Some records:
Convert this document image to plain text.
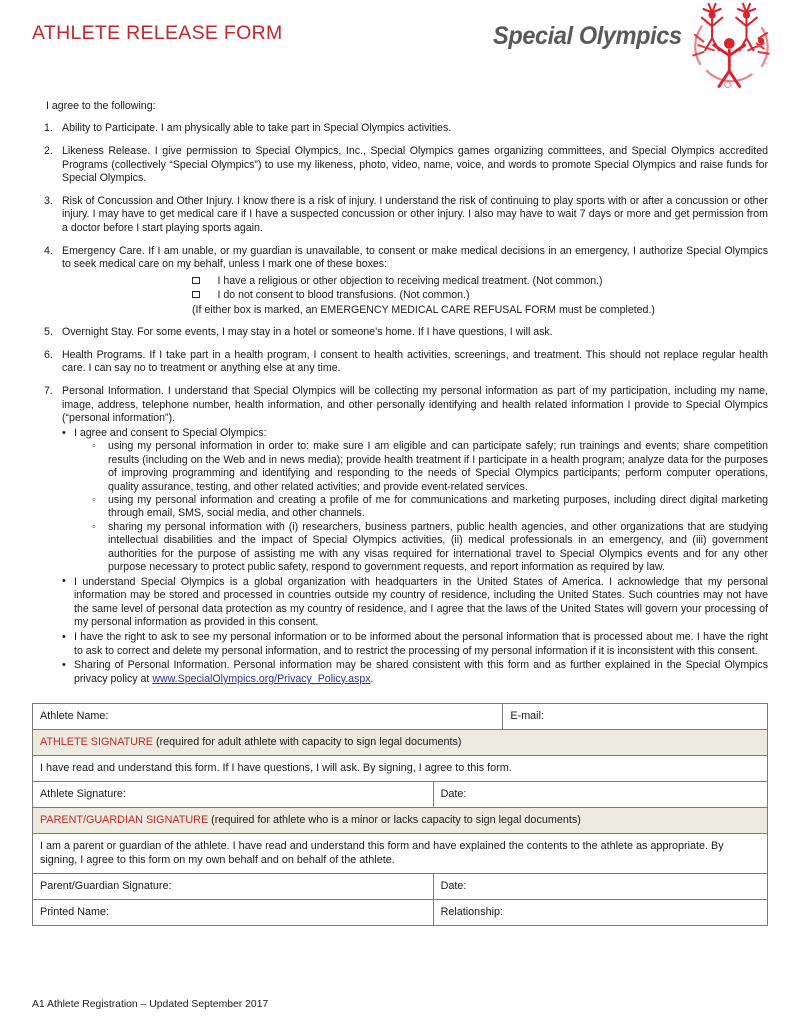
ATHLETE RELEASE FORM	Special Olympics
I agree to the following:
1. Ability to Participate. I am physically able to take part in Special Olympics activities.
2. Likeness Release. I give permission to Special Olympics, Inc., Special Olympics games organizing committees, and Special Olympics accredited Programs (collectively “Special Olympics”) to use my likeness, photo, video, name, voice, and words to promote Special Olympics and raise funds for Special Olympics.
3. Risk of Concussion and Other Injury. I know there is a risk of injury. I understand the risk of continuing to play sports with or after a concussion or other injury. I may have to get medical care if I have a suspected concussion or other injury. I also may have to wait 7 days or more and get permission from a doctor before I start playing sports again.
4. Emergency Care. If I am unable, or my guardian is unavailable, to consent or make medical decisions in an emergency, I authorize Special Olympics to seek medical care on my behalf, unless I mark one of these boxes:
I have a religious or other objection to receiving medical treatment. (Not common.)
I do not consent to blood transfusions. (Not common.)
(If either box is marked, an EMERGENCY MEDICAL CARE REFUSAL FORM must be completed.)
5. Overnight Stay. For some events, I may stay in a hotel or someone’s home. If I have questions, I will ask.
6. Health Programs. If I take part in a health program, I consent to health activities, screenings, and treatment. This should not replace regular health care. I can say no to treatment or anything else at any time.
7. Personal Information. I understand that Special Olympics will be collecting my personal information as part of my participation, including my name, image, address, telephone number, health information, and other personally identifying and health related information I provide to Special Olympics (“personal information”).
• I agree and consent to Special Olympics:
◦ using my personal information in order to: make sure I am eligible and can participate safely; run trainings and events; share competition results (including on the Web and in news media); provide health treatment if I participate in a health program; analyze data for the purposes of improving programming and identifying and responding to the needs of Special Olympics participants; perform computer operations, quality assurance, testing, and other related activities; and provide event-related services.
◦ using my personal information and creating a profile of me for communications and marketing purposes, including direct digital marketing through email, SMS, social media, and other channels.
◦ sharing my personal information with (i) researchers, business partners, public health agencies, and other organizations that are studying intellectual disabilities and the impact of Special Olympics activities, (ii) medical professionals in an emergency, and (iii) government authorities for the purpose of assisting me with any visas required for international travel to Special Olympics events and for any other purpose necessary to protect public safety, respond to government requests, and report information as required by law.
• I understand Special Olympics is a global organization with headquarters in the United States of America. I acknowledge that my personal information may be stored and processed in countries outside my country of residence, including the United States. Such countries may not have the same level of personal data protection as my country of residence, and I agree that the laws of the United States will govern your processing of my personal information as provided in this consent.
• I have the right to ask to see my personal information or to be informed about the personal information that is processed about me. I have the right to ask to correct and delete my personal information, and to restrict the processing of my personal information if it is inconsistent with this consent.
• Sharing of Personal Information. Personal information may be shared consistent with this form and as further explained in the Special Olympics privacy policy at www.SpecialOlympics.org/Privacy_Policy.aspx.
Athlete Name:		E-mail:
ATHLETE SIGNATURE (required for adult athlete with capacity to sign legal documents)		
I have read and understand this form. If I have questions, I will ask. By signing, I agree to this form.		
Athlete Signature:	Date:	
PARENT/GUARDIAN SIGNATURE (required for athlete who is a minor or lacks capacity to sign legal documents)		
I am a parent or guardian of the athlete. I have read and understand this form and have explained the contents to the athlete as appropriate. By signing, I agree to this form on my own behalf and on behalf of the athlete.		
Parent/Guardian Signature:	Date:	
Printed Name:	Relationship:	
A1 Athlete Registration – Updated September 2017
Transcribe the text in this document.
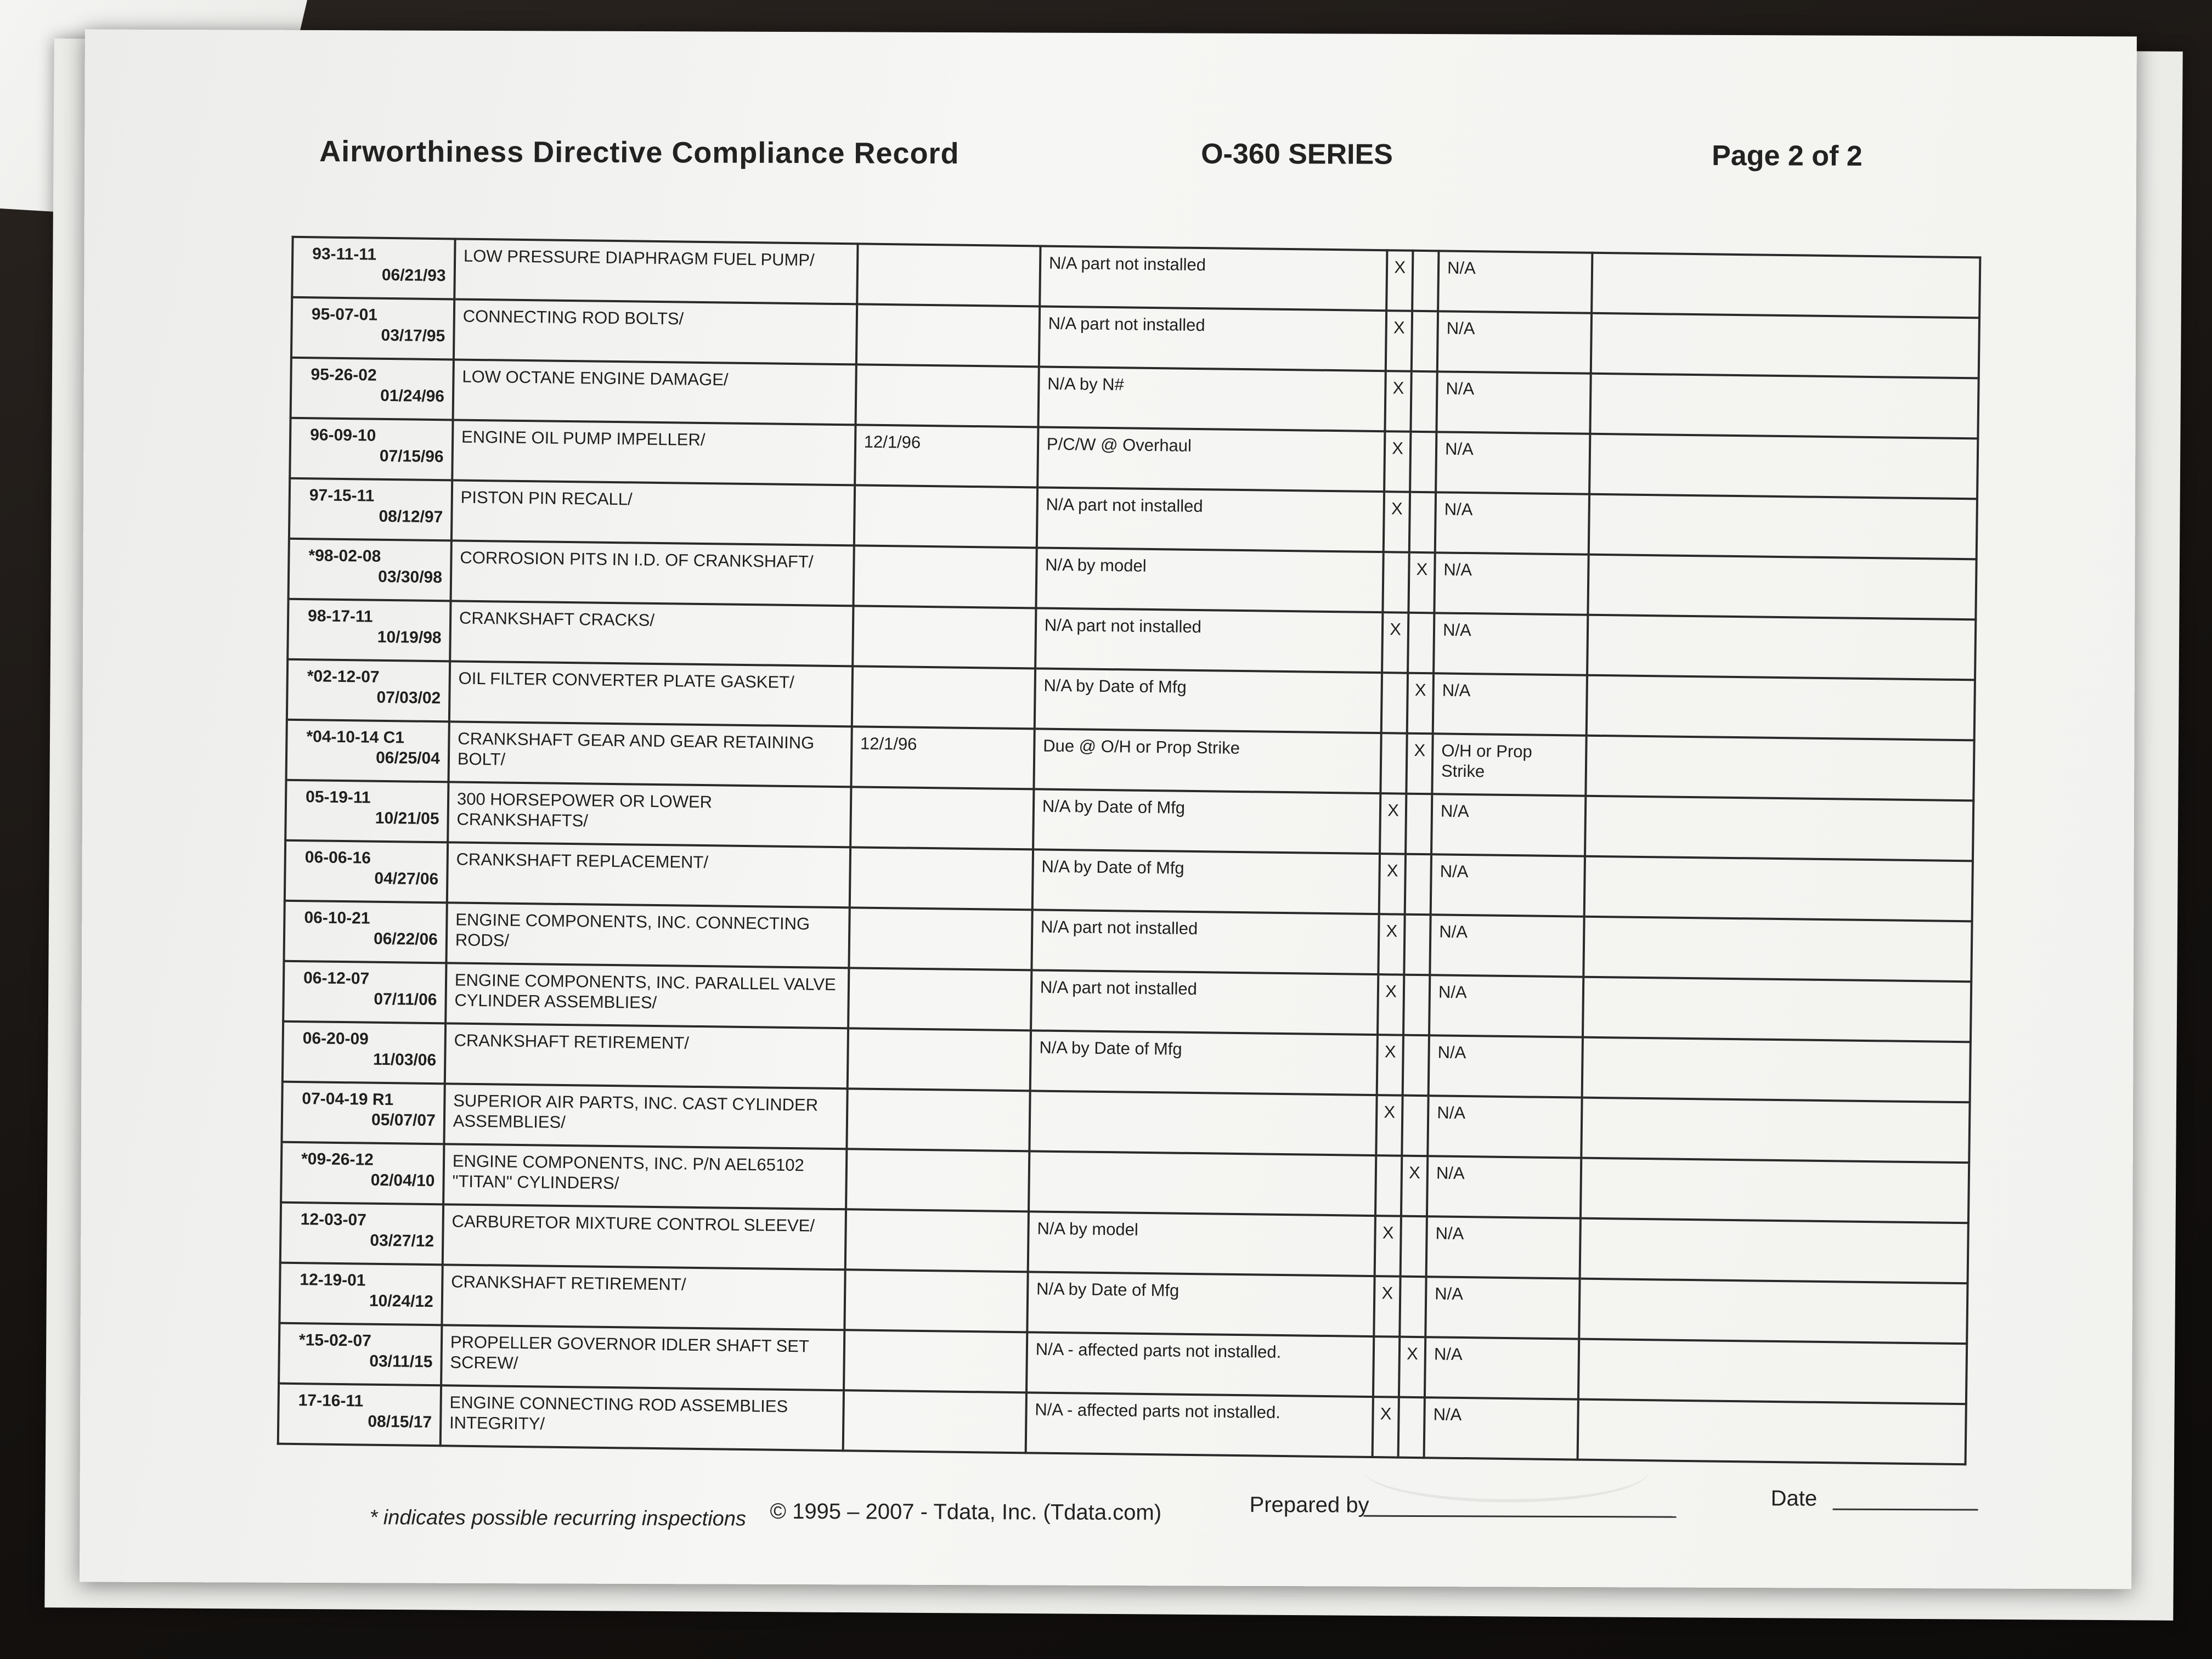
Airworthiness Directive Compliance Record	O-360 SERIES	Page 2 of 2
93-11-11
06/21/93	LOW PRESSURE DIAPHRAGM FUEL PUMP/		N/A part not installed	X		N/A	

95-07-01
03/17/95	CONNECTING ROD BOLTS/		N/A part not installed	X		N/A	

95-26-02
01/24/96	LOW OCTANE ENGINE DAMAGE/		N/A by N#	X		N/A	

96-09-10
07/15/96	ENGINE OIL PUMP IMPELLER/	12/1/96	P/C/W @ Overhaul	X		N/A	

97-15-11
08/12/97	PISTON PIN RECALL/		N/A part not installed	X		N/A	

*98-02-08
03/30/98	CORROSION PITS IN I.D. OF CRANKSHAFT/		N/A by model		X	N/A	

98-17-11
10/19/98	CRANKSHAFT CRACKS/		N/A part not installed	X		N/A	

*02-12-07
07/03/02	OIL FILTER CONVERTER PLATE GASKET/		N/A by Date of Mfg		X	N/A	

*04-10-14 C1
06/25/04	CRANKSHAFT GEAR AND GEAR RETAINING BOLT/	12/1/96	Due @ O/H or Prop Strike		X	O/H or Prop Strike	

05-19-11
10/21/05	300 HORSEPOWER OR LOWER CRANKSHAFTS/		N/A by Date of Mfg	X		N/A	

06-06-16
04/27/06	CRANKSHAFT REPLACEMENT/		N/A by Date of Mfg	X		N/A	

06-10-21
06/22/06	ENGINE COMPONENTS, INC. CONNECTING RODS/		N/A part not installed	X		N/A	

06-12-07
07/11/06	ENGINE COMPONENTS, INC. PARALLEL VALVE CYLINDER ASSEMBLIES/		N/A part not installed	X		N/A	

06-20-09
11/03/06	CRANKSHAFT RETIREMENT/		N/A by Date of Mfg	X		N/A	

07-04-19 R1
05/07/07	SUPERIOR AIR PARTS, INC. CAST CYLINDER ASSEMBLIES/			X		N/A	

*09-26-12
02/04/10	ENGINE COMPONENTS, INC. P/N AEL65102 "TITAN" CYLINDERS/				X	N/A	

12-03-07
03/27/12	CARBURETOR MIXTURE CONTROL SLEEVE/		N/A by model	X		N/A	

12-19-01
10/24/12	CRANKSHAFT RETIREMENT/		N/A by Date of Mfg	X		N/A	

*15-02-07
03/11/15	PROPELLER GOVERNOR IDLER SHAFT SET SCREW/		N/A - affected parts not installed.		X	N/A	

17-16-11
08/15/17	ENGINE CONNECTING ROD ASSEMBLIES INTEGRITY/		N/A - affected parts not installed.	X		N/A	
* indicates possible recurring inspections © 1995 – 2007 - Tdata, Inc. (Tdata.com)	Prepared by	Date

WHAT IS ASKED » Scan the material above for the string "COMPONENTS" and return the lines that hold it.

EXERCISE RESULT »
06/22/06	ENGINE COMPONENTS, INC. CONNECTING RODS/		N/A part not installed	X		N/A	
07/11/06	ENGINE COMPONENTS, INC. PARALLEL VALVE CYLINDER ASSEMBLIES/		N/A part not installed	X		N/A	
02/04/10	ENGINE COMPONENTS, INC. P/N AEL65102 "TITAN" CYLINDERS/				X	N/A	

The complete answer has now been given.